>> begin RECORDS PROVIDED

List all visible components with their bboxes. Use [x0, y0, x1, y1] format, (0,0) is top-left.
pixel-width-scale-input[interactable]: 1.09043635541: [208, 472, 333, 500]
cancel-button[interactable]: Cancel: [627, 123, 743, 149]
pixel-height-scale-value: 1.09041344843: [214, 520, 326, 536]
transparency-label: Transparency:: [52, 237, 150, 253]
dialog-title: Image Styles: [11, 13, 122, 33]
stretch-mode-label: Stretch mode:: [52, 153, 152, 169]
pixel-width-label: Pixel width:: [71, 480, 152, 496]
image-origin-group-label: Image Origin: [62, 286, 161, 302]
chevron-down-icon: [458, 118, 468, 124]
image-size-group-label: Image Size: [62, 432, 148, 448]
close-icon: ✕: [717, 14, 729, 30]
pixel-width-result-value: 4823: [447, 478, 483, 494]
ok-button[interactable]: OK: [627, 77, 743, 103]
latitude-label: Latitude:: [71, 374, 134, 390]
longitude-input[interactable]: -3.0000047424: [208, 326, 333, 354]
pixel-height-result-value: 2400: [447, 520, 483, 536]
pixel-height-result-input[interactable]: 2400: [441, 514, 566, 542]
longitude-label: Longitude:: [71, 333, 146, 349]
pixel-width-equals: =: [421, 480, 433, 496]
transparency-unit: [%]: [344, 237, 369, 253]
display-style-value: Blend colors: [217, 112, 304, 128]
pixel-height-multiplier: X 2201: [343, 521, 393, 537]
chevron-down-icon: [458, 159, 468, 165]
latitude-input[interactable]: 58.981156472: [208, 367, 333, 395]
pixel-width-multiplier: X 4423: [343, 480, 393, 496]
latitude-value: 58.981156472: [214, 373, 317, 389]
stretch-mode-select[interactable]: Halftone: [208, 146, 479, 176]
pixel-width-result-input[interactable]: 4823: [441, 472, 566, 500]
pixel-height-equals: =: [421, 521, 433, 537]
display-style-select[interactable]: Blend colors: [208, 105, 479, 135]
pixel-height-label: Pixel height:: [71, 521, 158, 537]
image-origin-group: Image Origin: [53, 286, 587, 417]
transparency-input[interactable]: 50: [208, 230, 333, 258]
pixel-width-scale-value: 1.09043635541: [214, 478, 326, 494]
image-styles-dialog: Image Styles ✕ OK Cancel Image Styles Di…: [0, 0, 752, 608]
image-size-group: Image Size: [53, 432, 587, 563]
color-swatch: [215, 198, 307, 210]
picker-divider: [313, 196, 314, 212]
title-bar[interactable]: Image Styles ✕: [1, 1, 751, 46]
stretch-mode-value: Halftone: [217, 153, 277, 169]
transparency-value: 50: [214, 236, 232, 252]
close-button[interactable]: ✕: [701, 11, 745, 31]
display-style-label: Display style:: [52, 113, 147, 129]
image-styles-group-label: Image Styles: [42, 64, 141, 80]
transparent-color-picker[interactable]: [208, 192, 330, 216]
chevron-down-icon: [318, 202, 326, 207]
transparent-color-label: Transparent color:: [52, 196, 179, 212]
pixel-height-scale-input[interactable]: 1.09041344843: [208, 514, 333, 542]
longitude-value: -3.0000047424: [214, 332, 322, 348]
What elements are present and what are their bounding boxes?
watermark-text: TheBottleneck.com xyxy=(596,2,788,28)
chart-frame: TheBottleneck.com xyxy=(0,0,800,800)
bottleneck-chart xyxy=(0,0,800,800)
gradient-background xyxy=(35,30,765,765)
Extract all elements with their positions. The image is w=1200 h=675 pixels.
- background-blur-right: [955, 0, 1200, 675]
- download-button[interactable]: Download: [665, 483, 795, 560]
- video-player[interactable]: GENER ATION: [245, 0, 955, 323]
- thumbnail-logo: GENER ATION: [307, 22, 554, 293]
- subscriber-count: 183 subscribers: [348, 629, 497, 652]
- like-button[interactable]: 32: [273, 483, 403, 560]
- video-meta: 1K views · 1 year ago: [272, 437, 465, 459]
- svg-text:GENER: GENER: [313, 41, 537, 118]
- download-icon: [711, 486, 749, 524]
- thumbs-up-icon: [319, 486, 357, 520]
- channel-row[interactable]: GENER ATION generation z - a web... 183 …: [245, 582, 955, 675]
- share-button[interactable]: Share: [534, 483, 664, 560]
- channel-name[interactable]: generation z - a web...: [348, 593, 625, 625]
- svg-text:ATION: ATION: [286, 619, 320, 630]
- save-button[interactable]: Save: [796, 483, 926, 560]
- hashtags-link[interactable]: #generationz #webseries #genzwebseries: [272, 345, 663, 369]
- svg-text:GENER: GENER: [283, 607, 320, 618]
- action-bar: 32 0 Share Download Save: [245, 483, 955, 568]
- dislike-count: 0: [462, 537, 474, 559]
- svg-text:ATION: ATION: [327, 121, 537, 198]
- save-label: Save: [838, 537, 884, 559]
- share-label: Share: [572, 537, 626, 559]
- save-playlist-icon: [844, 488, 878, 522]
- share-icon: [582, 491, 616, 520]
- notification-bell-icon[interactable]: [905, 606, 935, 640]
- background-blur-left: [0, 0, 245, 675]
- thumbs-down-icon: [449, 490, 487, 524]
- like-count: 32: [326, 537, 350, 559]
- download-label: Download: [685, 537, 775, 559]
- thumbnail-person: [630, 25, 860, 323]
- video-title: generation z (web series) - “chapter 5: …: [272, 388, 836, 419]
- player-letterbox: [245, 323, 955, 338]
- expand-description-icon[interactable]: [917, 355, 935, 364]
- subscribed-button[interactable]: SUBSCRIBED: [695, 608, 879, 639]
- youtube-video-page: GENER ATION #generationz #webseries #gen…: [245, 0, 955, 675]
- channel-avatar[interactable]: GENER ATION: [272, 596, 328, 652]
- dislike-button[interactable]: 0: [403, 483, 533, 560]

>> end RECORDS PROVIDED

**WORK TO COMPLETE:** Write out every line of the listing above, character for character, with no changes.

**RESPONSE:**
List all visible components with their bboxes. Use [x0, y0, x1, y1] format, (0,0) is top-left.
pixel-width-scale-input[interactable]: 1.09043635541: [208, 472, 333, 500]
cancel-button[interactable]: Cancel: [627, 123, 743, 149]
pixel-height-scale-value: 1.09041344843: [214, 520, 326, 536]
transparency-label: Transparency:: [52, 237, 150, 253]
dialog-title: Image Styles: [11, 13, 122, 33]
stretch-mode-label: Stretch mode:: [52, 153, 152, 169]
pixel-width-label: Pixel width:: [71, 480, 152, 496]
image-origin-group-label: Image Origin: [62, 286, 161, 302]
chevron-down-icon: [458, 118, 468, 124]
image-size-group-label: Image Size: [62, 432, 148, 448]
close-icon: ✕: [717, 14, 729, 30]
pixel-width-result-value: 4823: [447, 478, 483, 494]
ok-button[interactable]: OK: [627, 77, 743, 103]
latitude-label: Latitude:: [71, 374, 134, 390]
longitude-input[interactable]: -3.0000047424: [208, 326, 333, 354]
pixel-height-result-value: 2400: [447, 520, 483, 536]
pixel-height-result-input[interactable]: 2400: [441, 514, 566, 542]
longitude-label: Longitude:: [71, 333, 146, 349]
pixel-width-equals: =: [421, 480, 433, 496]
transparency-unit: [%]: [344, 237, 369, 253]
display-style-value: Blend colors: [217, 112, 304, 128]
pixel-height-multiplier: X 2201: [343, 521, 393, 537]
chevron-down-icon: [458, 159, 468, 165]
latitude-input[interactable]: 58.981156472: [208, 367, 333, 395]
pixel-width-multiplier: X 4423: [343, 480, 393, 496]
latitude-value: 58.981156472: [214, 373, 317, 389]
stretch-mode-select[interactable]: Halftone: [208, 146, 479, 176]
pixel-width-result-input[interactable]: 4823: [441, 472, 566, 500]
pixel-height-equals: =: [421, 521, 433, 537]
display-style-select[interactable]: Blend colors: [208, 105, 479, 135]
pixel-height-label: Pixel height:: [71, 521, 158, 537]
image-origin-group: Image Origin: [53, 286, 587, 417]
transparency-input[interactable]: 50: [208, 230, 333, 258]
pixel-width-scale-value: 1.09043635541: [214, 478, 326, 494]
image-styles-dialog: Image Styles ✕ OK Cancel Image Styles Di…: [0, 0, 752, 608]
image-size-group: Image Size: [53, 432, 587, 563]
color-swatch: [215, 198, 307, 210]
picker-divider: [313, 196, 314, 212]
title-bar[interactable]: Image Styles ✕: [1, 1, 751, 46]
stretch-mode-value: Halftone: [217, 153, 277, 169]
transparency-value: 50: [214, 236, 232, 252]
close-button[interactable]: ✕: [701, 11, 745, 31]
display-style-label: Display style:: [52, 113, 147, 129]
image-styles-group-label: Image Styles: [42, 64, 141, 80]
transparent-color-picker[interactable]: [208, 192, 330, 216]
chevron-down-icon: [318, 202, 326, 207]
transparent-color-label: Transparent color:: [52, 196, 179, 212]
pixel-height-scale-input[interactable]: 1.09041344843: [208, 514, 333, 542]
longitude-value: -3.0000047424: [214, 332, 322, 348]
What elements are present and what are their bounding boxes?
watermark-text: TheBottleneck.com xyxy=(596,2,788,28)
chart-frame: TheBottleneck.com xyxy=(0,0,800,800)
bottleneck-chart xyxy=(0,0,800,800)
gradient-background xyxy=(35,30,765,765)
Extract all elements with their positions. The image is w=1200 h=675 pixels.
- background-blur-right: [955, 0, 1200, 675]
- download-button[interactable]: Download: [665, 483, 795, 560]
- video-player[interactable]: GENER ATION: [245, 0, 955, 323]
- thumbnail-logo: GENER ATION: [307, 22, 554, 293]
- subscriber-count: 183 subscribers: [348, 629, 497, 652]
- like-button[interactable]: 32: [273, 483, 403, 560]
- video-meta: 1K views · 1 year ago: [272, 437, 465, 459]
- svg-text:GENER: GENER: [313, 41, 537, 118]
- download-icon: [711, 486, 749, 524]
- thumbs-up-icon: [319, 486, 357, 520]
- channel-row[interactable]: GENER ATION generation z - a web... 183 …: [245, 582, 955, 675]
- share-button[interactable]: Share: [534, 483, 664, 560]
- channel-name[interactable]: generation z - a web...: [348, 593, 625, 625]
- svg-text:ATION: ATION: [286, 619, 320, 630]
- save-button[interactable]: Save: [796, 483, 926, 560]
- hashtags-link[interactable]: #generationz #webseries #genzwebseries: [272, 345, 663, 369]
- svg-text:GENER: GENER: [283, 607, 320, 618]
- action-bar: 32 0 Share Download Save: [245, 483, 955, 568]
- dislike-count: 0: [462, 537, 474, 559]
- svg-text:ATION: ATION: [327, 121, 537, 198]
- save-label: Save: [838, 537, 884, 559]
- share-label: Share: [572, 537, 626, 559]
- save-playlist-icon: [844, 488, 878, 522]
- share-icon: [582, 491, 616, 520]
- notification-bell-icon[interactable]: [905, 606, 935, 640]
- background-blur-left: [0, 0, 245, 675]
- thumbs-down-icon: [449, 490, 487, 524]
- like-count: 32: [326, 537, 350, 559]
- download-label: Download: [685, 537, 775, 559]
- thumbnail-person: [630, 25, 860, 323]
- video-title: generation z (web series) - “chapter 5: …: [272, 388, 836, 419]
- player-letterbox: [245, 323, 955, 338]
- expand-description-icon[interactable]: [917, 355, 935, 364]
- subscribed-button[interactable]: SUBSCRIBED: [695, 608, 879, 639]
- youtube-video-page: GENER ATION #generationz #webseries #gen…: [245, 0, 955, 675]
- channel-avatar[interactable]: GENER ATION: [272, 596, 328, 652]
- dislike-button[interactable]: 0: [403, 483, 533, 560]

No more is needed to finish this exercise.